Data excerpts
## START

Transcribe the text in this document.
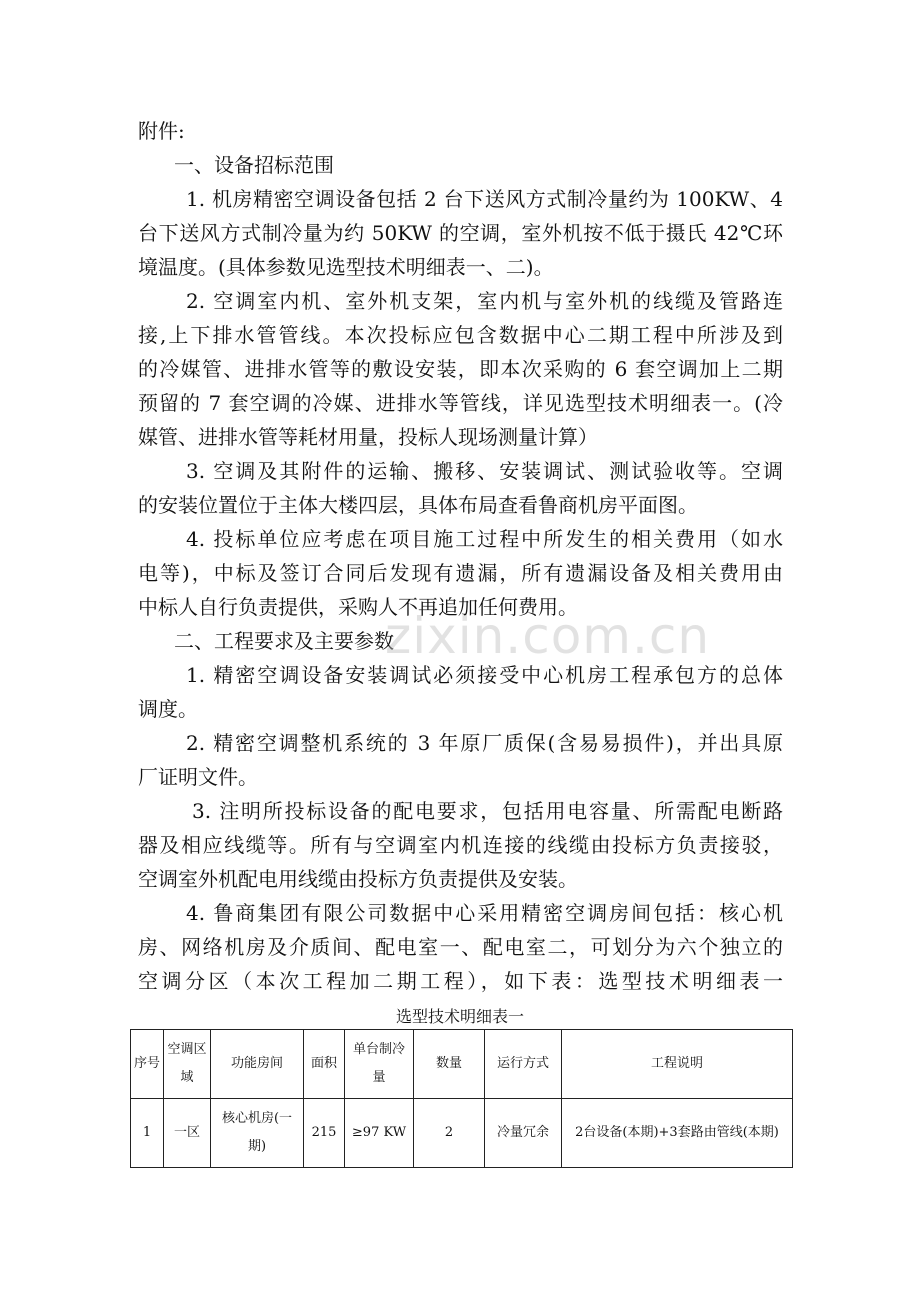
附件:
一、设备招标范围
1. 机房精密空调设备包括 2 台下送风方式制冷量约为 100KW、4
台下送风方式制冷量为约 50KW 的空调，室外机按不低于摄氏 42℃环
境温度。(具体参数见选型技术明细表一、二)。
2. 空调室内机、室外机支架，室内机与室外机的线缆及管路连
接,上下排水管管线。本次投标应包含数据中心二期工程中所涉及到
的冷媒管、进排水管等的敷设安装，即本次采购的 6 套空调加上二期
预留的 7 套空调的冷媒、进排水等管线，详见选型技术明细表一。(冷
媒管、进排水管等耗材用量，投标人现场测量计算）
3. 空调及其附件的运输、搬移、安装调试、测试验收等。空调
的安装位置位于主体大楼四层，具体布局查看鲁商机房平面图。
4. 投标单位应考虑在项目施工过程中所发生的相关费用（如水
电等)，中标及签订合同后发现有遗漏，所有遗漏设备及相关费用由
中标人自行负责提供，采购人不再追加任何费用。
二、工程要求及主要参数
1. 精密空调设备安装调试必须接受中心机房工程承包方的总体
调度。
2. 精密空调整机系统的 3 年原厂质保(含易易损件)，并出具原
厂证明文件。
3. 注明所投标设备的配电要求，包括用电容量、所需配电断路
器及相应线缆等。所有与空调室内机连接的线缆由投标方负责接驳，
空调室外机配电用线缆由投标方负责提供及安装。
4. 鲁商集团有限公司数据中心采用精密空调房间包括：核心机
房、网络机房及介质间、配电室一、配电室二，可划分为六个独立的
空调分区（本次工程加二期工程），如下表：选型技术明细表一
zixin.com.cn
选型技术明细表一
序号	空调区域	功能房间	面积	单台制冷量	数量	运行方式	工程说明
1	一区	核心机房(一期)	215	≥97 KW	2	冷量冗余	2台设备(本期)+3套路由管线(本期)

## END
## START

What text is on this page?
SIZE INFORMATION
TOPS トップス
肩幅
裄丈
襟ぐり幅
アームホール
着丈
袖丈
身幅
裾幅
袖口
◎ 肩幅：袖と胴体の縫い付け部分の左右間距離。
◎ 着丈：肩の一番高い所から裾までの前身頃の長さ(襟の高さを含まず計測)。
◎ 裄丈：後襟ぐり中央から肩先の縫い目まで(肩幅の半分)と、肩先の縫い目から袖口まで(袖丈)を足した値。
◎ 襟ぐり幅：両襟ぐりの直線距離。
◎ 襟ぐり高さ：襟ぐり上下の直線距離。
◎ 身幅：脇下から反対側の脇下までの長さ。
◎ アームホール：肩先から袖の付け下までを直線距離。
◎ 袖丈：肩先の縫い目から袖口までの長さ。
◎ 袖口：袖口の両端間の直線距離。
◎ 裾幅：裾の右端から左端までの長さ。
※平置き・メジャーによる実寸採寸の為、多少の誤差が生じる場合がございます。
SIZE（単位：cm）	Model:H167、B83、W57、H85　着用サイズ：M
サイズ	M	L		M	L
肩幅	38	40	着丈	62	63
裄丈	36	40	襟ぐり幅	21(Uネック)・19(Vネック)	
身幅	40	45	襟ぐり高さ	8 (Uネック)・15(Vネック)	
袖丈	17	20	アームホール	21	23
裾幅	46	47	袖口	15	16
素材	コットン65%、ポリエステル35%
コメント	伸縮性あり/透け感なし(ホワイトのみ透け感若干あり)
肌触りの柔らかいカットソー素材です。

## END
## START

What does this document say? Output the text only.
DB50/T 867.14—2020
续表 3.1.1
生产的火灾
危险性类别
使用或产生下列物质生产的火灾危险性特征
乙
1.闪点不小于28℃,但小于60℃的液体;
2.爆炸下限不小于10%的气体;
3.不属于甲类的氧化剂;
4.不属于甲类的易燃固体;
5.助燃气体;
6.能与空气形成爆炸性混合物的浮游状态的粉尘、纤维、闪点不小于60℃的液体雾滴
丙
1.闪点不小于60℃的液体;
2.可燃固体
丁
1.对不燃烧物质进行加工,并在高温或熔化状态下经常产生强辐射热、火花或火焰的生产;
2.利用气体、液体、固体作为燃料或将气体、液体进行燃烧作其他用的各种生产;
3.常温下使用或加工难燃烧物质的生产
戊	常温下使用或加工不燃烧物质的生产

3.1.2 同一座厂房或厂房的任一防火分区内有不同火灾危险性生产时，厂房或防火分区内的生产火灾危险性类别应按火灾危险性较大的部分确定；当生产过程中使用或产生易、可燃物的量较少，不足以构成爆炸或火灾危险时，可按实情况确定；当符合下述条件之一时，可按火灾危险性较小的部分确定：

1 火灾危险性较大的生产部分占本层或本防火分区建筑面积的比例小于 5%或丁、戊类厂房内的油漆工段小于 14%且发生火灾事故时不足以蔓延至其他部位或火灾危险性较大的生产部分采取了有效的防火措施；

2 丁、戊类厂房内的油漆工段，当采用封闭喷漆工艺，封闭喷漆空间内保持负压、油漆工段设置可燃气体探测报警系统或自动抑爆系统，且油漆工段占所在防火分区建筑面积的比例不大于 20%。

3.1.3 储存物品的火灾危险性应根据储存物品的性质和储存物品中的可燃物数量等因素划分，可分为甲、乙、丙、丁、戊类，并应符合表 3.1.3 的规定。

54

## END

#### WORK TO BE COMPLETED:
Find each line holding "What". Copy it out.

#### REPLY:
What text is on this page?
What does this document say? Output the text only.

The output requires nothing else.